Requirements:
The entries below should be quoted exactly, with no pictures carried over.

Dataset records:
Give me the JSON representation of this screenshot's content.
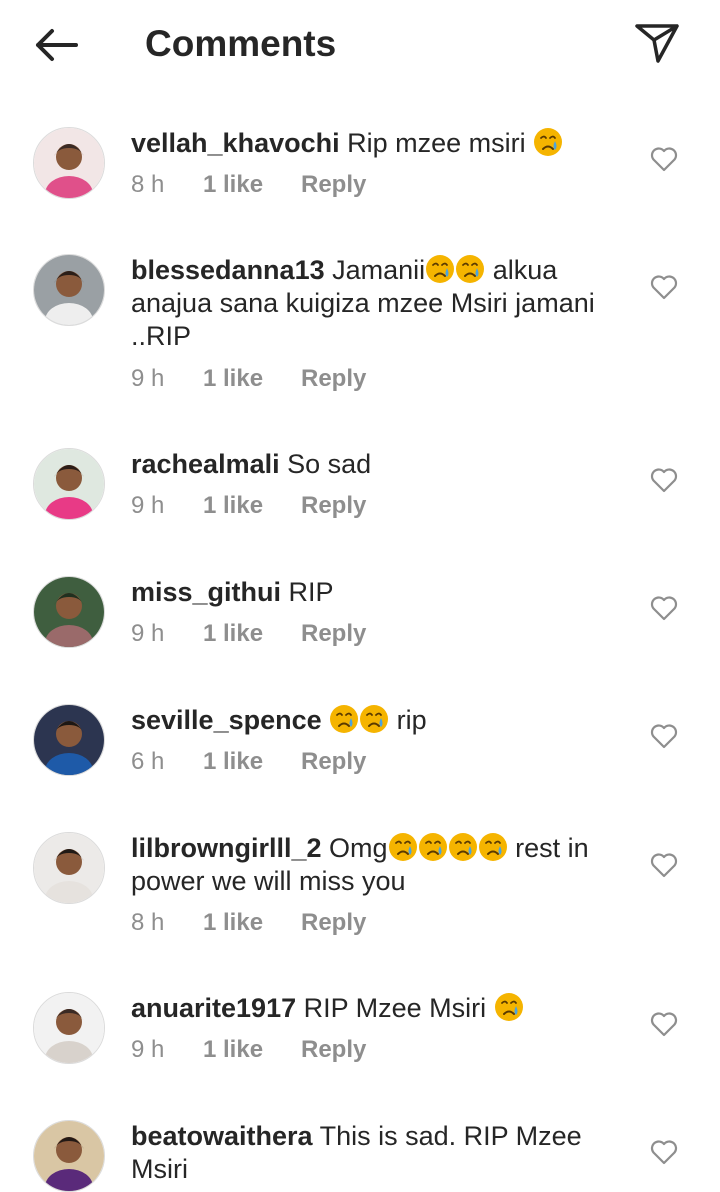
{
  "header": {
    "title": "Comments",
    "back_icon": "arrow-left-icon",
    "send_icon": "paper-plane-icon"
  },
  "colors": {
    "text": "#262626",
    "secondary": "#8e8e8e",
    "divider": "#dbdbdb",
    "emoji": "#f5b400"
  },
  "emoji": "crying-face-emoji",
  "comments": [
    {
      "username": "vellah_khavochi",
      "text": "Rip mzee msiri",
      "emoji_after": 1,
      "time": "8 h",
      "likes": "1 like",
      "reply": "Reply"
    },
    {
      "username": "blessedanna13",
      "text_before": "Jamanii",
      "emoji_mid": 2,
      "text": "alkua anajua sana kuigiza mzee Msiri jamani ..RIP",
      "time": "9 h",
      "likes": "1 like",
      "reply": "Reply"
    },
    {
      "username": "rachealmali",
      "text": "So sad",
      "time": "9 h",
      "likes": "1 like",
      "reply": "Reply"
    },
    {
      "username": "miss_githui",
      "text": "RIP",
      "time": "9 h",
      "likes": "1 like",
      "reply": "Reply"
    },
    {
      "username": "seville_spence",
      "emoji_mid": 2,
      "text": "rip",
      "time": "6 h",
      "likes": "1 like",
      "reply": "Reply"
    },
    {
      "username": "lilbrowngirlll_2",
      "text_before": "Omg",
      "emoji_mid": 4,
      "text": "rest in power we will miss you",
      "time": "8 h",
      "likes": "1 like",
      "reply": "Reply"
    },
    {
      "username": "anuarite1917",
      "text": "RIP Mzee Msiri",
      "emoji_after": 1,
      "time": "9 h",
      "likes": "1 like",
      "reply": "Reply"
    },
    {
      "username": "beatowaithera",
      "text": "This is sad. RIP Mzee Msiri"
    }
  ]
}
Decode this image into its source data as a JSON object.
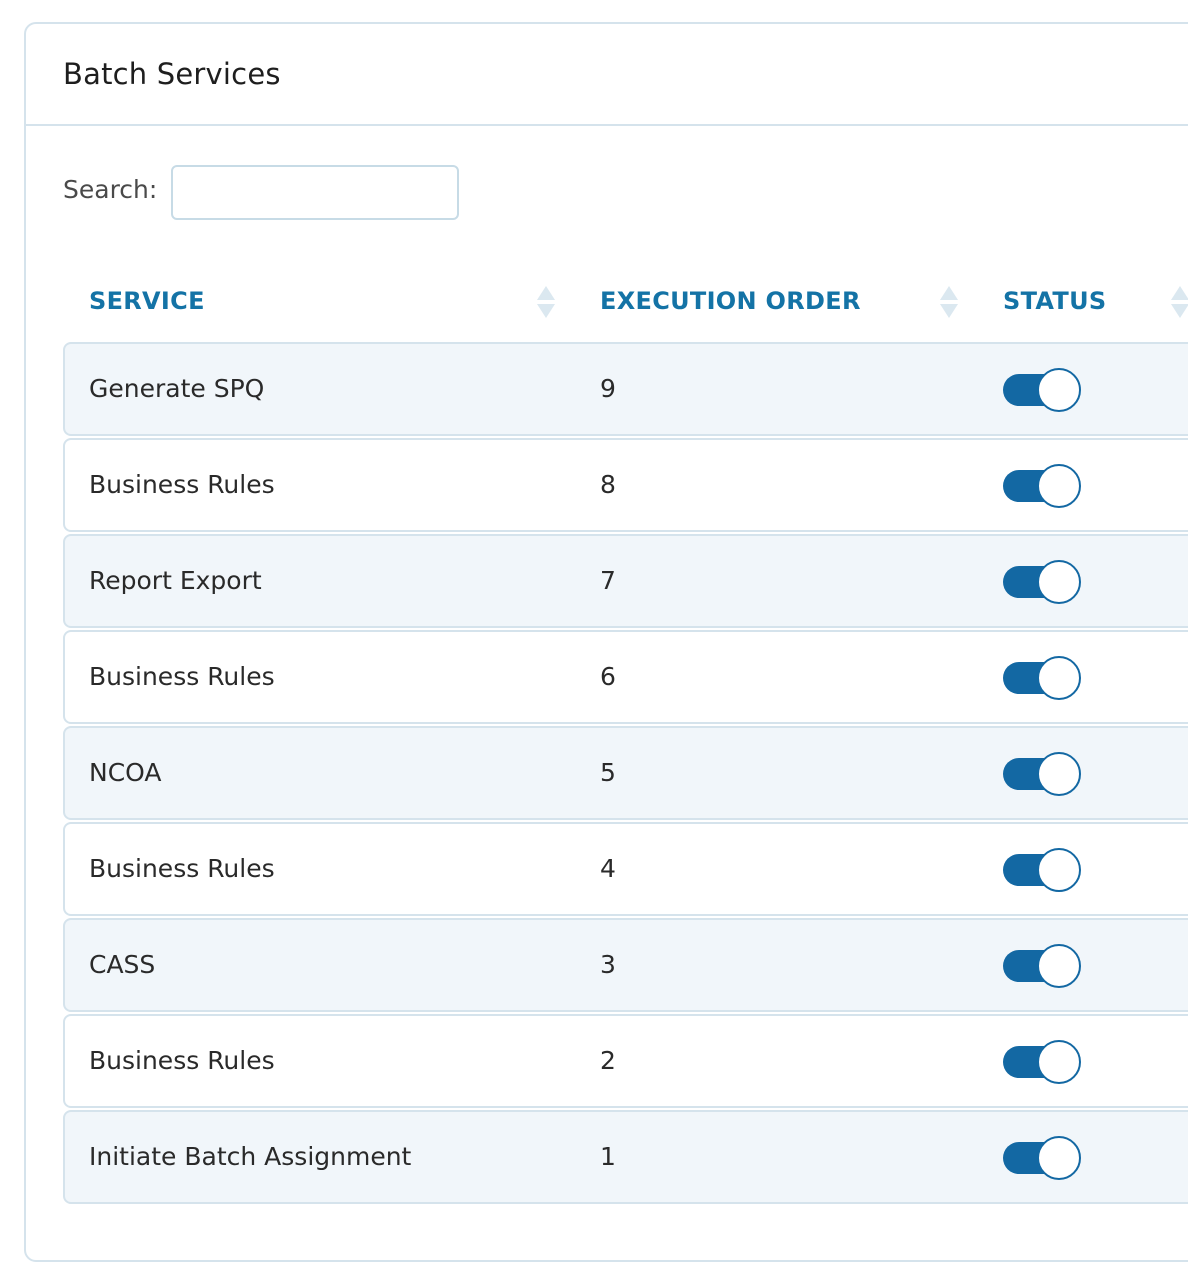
{
  "card": {
    "title": "Batch Services"
  },
  "search": {
    "label": "Search:",
    "value": "",
    "placeholder": ""
  },
  "table": {
    "columns": {
      "service": "SERVICE",
      "execution_order": "EXECUTION ORDER",
      "status": "STATUS"
    },
    "rows": [
      {
        "service": "Generate SPQ",
        "execution_order": "9",
        "status": "on"
      },
      {
        "service": "Business Rules",
        "execution_order": "8",
        "status": "on"
      },
      {
        "service": "Report Export",
        "execution_order": "7",
        "status": "on"
      },
      {
        "service": "Business Rules",
        "execution_order": "6",
        "status": "on"
      },
      {
        "service": "NCOA",
        "execution_order": "5",
        "status": "on"
      },
      {
        "service": "Business Rules",
        "execution_order": "4",
        "status": "on"
      },
      {
        "service": "CASS",
        "execution_order": "3",
        "status": "on"
      },
      {
        "service": "Business Rules",
        "execution_order": "2",
        "status": "on"
      },
      {
        "service": "Initiate Batch Assignment",
        "execution_order": "1",
        "status": "on"
      }
    ]
  },
  "colors": {
    "accent": "#1473a6",
    "toggle_on": "#1368a3",
    "row_alt": "#f1f6fa",
    "border": "#d5e3ec"
  },
  "icons": {
    "sort": "sort-icon"
  }
}
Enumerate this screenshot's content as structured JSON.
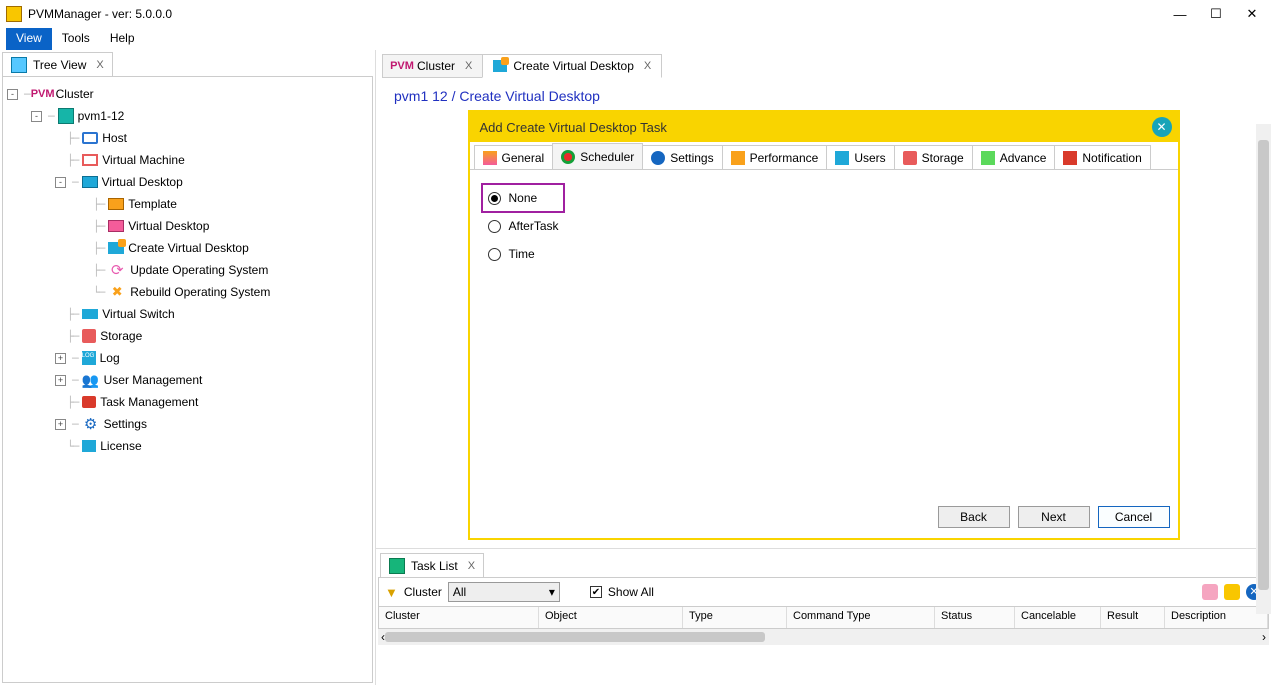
{
  "window": {
    "title": "PVMManager - ver: 5.0.0.0"
  },
  "menu": {
    "view": "View",
    "tools": "Tools",
    "help": "Help"
  },
  "leftTab": {
    "label": "Tree View"
  },
  "tree": {
    "root": "Cluster",
    "node": "pvm1-12",
    "host": "Host",
    "vm": "Virtual Machine",
    "vd": "Virtual Desktop",
    "tpl": "Template",
    "vd2": "Virtual Desktop",
    "cvd": "Create Virtual Desktop",
    "upd": "Update Operating System",
    "reb": "Rebuild Operating System",
    "vs": "Virtual Switch",
    "stor": "Storage",
    "log": "Log",
    "um": "User Management",
    "tm": "Task Management",
    "set": "Settings",
    "lic": "License"
  },
  "contentTabs": {
    "cluster": "Cluster",
    "cvd": "Create Virtual Desktop"
  },
  "breadcrumb": "pvm1 12 / Create Virtual Desktop",
  "dialog": {
    "title": "Add Create Virtual Desktop Task",
    "tabs": {
      "general": "General",
      "scheduler": "Scheduler",
      "settings": "Settings",
      "performance": "Performance",
      "users": "Users",
      "storage": "Storage",
      "advance": "Advance",
      "notification": "Notification"
    },
    "options": {
      "none": "None",
      "after": "AfterTask",
      "time": "Time"
    },
    "buttons": {
      "back": "Back",
      "next": "Next",
      "cancel": "Cancel"
    }
  },
  "taskList": {
    "tab": "Task List",
    "filterLabel": "Cluster",
    "filterValue": "All",
    "showAll": "Show All",
    "cols": {
      "cluster": "Cluster",
      "object": "Object",
      "type": "Type",
      "cmd": "Command Type",
      "status": "Status",
      "cancel": "Cancelable",
      "result": "Result",
      "desc": "Description"
    }
  }
}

The result:
Give me the JSON representation of this screenshot's content.
{
  "header": {
    "title": "Comments",
    "back_icon": "arrow-left-icon",
    "send_icon": "paper-plane-icon"
  },
  "colors": {
    "text": "#262626",
    "secondary": "#8e8e8e",
    "divider": "#dbdbdb",
    "emoji": "#f5b400"
  },
  "emoji": "crying-face-emoji",
  "comments": [
    {
      "username": "vellah_khavochi",
      "text": "Rip mzee msiri",
      "emoji_after": 1,
      "time": "8 h",
      "likes": "1 like",
      "reply": "Reply"
    },
    {
      "username": "blessedanna13",
      "text_before": "Jamanii",
      "emoji_mid": 2,
      "text": "alkua anajua sana kuigiza mzee Msiri jamani ..RIP",
      "time": "9 h",
      "likes": "1 like",
      "reply": "Reply"
    },
    {
      "username": "rachealmali",
      "text": "So sad",
      "time": "9 h",
      "likes": "1 like",
      "reply": "Reply"
    },
    {
      "username": "miss_githui",
      "text": "RIP",
      "time": "9 h",
      "likes": "1 like",
      "reply": "Reply"
    },
    {
      "username": "seville_spence",
      "emoji_mid": 2,
      "text": "rip",
      "time": "6 h",
      "likes": "1 like",
      "reply": "Reply"
    },
    {
      "username": "lilbrowngirlll_2",
      "text_before": "Omg",
      "emoji_mid": 4,
      "text": "rest in power we will miss you",
      "time": "8 h",
      "likes": "1 like",
      "reply": "Reply"
    },
    {
      "username": "anuarite1917",
      "text": "RIP Mzee Msiri",
      "emoji_after": 1,
      "time": "9 h",
      "likes": "1 like",
      "reply": "Reply"
    },
    {
      "username": "beatowaithera",
      "text": "This is sad. RIP Mzee Msiri"
    }
  ]
}
Decode this image into its source data as a JSON object.
{
  "card": {
    "title": "Batch Services"
  },
  "search": {
    "label": "Search:",
    "value": "",
    "placeholder": ""
  },
  "table": {
    "columns": {
      "service": "SERVICE",
      "execution_order": "EXECUTION ORDER",
      "status": "STATUS"
    },
    "rows": [
      {
        "service": "Generate SPQ",
        "execution_order": "9",
        "status": "on"
      },
      {
        "service": "Business Rules",
        "execution_order": "8",
        "status": "on"
      },
      {
        "service": "Report Export",
        "execution_order": "7",
        "status": "on"
      },
      {
        "service": "Business Rules",
        "execution_order": "6",
        "status": "on"
      },
      {
        "service": "NCOA",
        "execution_order": "5",
        "status": "on"
      },
      {
        "service": "Business Rules",
        "execution_order": "4",
        "status": "on"
      },
      {
        "service": "CASS",
        "execution_order": "3",
        "status": "on"
      },
      {
        "service": "Business Rules",
        "execution_order": "2",
        "status": "on"
      },
      {
        "service": "Initiate Batch Assignment",
        "execution_order": "1",
        "status": "on"
      }
    ]
  },
  "colors": {
    "accent": "#1473a6",
    "toggle_on": "#1368a3",
    "row_alt": "#f1f6fa",
    "border": "#d5e3ec"
  },
  "icons": {
    "sort": "sort-icon"
  }
}
Enumerate this screenshot's content as structured JSON.
{
  "window": {
    "title": "PVMManager - ver: 5.0.0.0"
  },
  "menu": {
    "view": "View",
    "tools": "Tools",
    "help": "Help"
  },
  "leftTab": {
    "label": "Tree View"
  },
  "tree": {
    "root": "Cluster",
    "node": "pvm1-12",
    "host": "Host",
    "vm": "Virtual Machine",
    "vd": "Virtual Desktop",
    "tpl": "Template",
    "vd2": "Virtual Desktop",
    "cvd": "Create Virtual Desktop",
    "upd": "Update Operating System",
    "reb": "Rebuild Operating System",
    "vs": "Virtual Switch",
    "stor": "Storage",
    "log": "Log",
    "um": "User Management",
    "tm": "Task Management",
    "set": "Settings",
    "lic": "License"
  },
  "contentTabs": {
    "cluster": "Cluster",
    "cvd": "Create Virtual Desktop"
  },
  "breadcrumb": "pvm1 12 / Create Virtual Desktop",
  "dialog": {
    "title": "Add Create Virtual Desktop Task",
    "tabs": {
      "general": "General",
      "scheduler": "Scheduler",
      "settings": "Settings",
      "performance": "Performance",
      "users": "Users",
      "storage": "Storage",
      "advance": "Advance",
      "notification": "Notification"
    },
    "options": {
      "none": "None",
      "after": "AfterTask",
      "time": "Time"
    },
    "buttons": {
      "back": "Back",
      "next": "Next",
      "cancel": "Cancel"
    }
  },
  "taskList": {
    "tab": "Task List",
    "filterLabel": "Cluster",
    "filterValue": "All",
    "showAll": "Show All",
    "cols": {
      "cluster": "Cluster",
      "object": "Object",
      "type": "Type",
      "cmd": "Command Type",
      "status": "Status",
      "cancel": "Cancelable",
      "result": "Result",
      "desc": "Description"
    }
  }
}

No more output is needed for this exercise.